■ Do this
From the entries below, pull out each line where "name" appears.

[Extracts from a graphics dataset]
----------------
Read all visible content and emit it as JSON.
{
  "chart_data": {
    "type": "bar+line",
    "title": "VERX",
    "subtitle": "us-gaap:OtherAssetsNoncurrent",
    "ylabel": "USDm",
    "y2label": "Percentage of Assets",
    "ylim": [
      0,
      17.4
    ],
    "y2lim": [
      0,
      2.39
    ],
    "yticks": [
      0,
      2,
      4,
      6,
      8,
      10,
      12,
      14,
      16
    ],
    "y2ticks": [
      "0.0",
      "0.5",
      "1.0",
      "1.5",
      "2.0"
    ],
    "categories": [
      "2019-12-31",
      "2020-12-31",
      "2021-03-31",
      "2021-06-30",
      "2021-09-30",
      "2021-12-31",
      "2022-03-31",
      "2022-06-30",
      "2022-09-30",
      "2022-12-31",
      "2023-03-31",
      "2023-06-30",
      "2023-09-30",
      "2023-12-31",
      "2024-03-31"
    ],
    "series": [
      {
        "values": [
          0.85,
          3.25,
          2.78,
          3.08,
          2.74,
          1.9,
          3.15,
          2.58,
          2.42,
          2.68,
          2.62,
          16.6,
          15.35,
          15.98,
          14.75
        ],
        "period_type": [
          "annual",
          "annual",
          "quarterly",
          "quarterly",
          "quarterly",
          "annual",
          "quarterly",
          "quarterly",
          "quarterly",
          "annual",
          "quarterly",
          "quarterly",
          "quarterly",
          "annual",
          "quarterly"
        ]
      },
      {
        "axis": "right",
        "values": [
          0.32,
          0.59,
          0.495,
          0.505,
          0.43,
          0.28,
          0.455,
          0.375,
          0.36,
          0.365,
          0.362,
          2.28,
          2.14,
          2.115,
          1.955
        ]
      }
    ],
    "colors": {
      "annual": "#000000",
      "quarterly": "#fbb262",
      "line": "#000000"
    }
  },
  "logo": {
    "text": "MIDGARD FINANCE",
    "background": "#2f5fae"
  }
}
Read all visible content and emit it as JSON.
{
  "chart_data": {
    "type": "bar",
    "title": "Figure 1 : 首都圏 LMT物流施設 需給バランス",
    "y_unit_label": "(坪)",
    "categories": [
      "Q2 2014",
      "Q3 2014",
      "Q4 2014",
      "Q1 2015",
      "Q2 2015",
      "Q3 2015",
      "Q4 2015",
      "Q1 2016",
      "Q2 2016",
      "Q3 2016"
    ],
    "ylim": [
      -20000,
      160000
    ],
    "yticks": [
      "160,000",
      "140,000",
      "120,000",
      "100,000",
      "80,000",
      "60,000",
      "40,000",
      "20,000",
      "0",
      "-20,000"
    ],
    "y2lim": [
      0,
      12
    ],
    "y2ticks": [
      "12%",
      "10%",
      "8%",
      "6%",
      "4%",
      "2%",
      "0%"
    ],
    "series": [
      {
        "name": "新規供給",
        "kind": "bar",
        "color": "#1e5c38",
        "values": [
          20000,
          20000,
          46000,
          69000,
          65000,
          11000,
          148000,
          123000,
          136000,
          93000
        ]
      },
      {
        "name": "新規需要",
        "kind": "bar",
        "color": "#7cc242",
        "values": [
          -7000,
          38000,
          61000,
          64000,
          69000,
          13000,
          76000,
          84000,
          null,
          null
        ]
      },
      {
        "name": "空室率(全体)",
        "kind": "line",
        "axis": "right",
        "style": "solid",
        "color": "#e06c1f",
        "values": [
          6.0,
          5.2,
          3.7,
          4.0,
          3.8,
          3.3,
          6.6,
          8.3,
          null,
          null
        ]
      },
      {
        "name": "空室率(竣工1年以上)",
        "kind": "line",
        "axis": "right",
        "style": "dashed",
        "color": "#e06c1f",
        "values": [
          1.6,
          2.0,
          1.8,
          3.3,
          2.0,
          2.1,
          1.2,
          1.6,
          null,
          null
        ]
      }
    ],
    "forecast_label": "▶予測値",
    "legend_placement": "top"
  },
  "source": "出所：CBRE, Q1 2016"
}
----------------
■ Reply to the exercise
        "name": "新規供給",
        "name": "新規需要",
        "name": "空室率(全体)",
        "name": "空室率(竣工1年以上)",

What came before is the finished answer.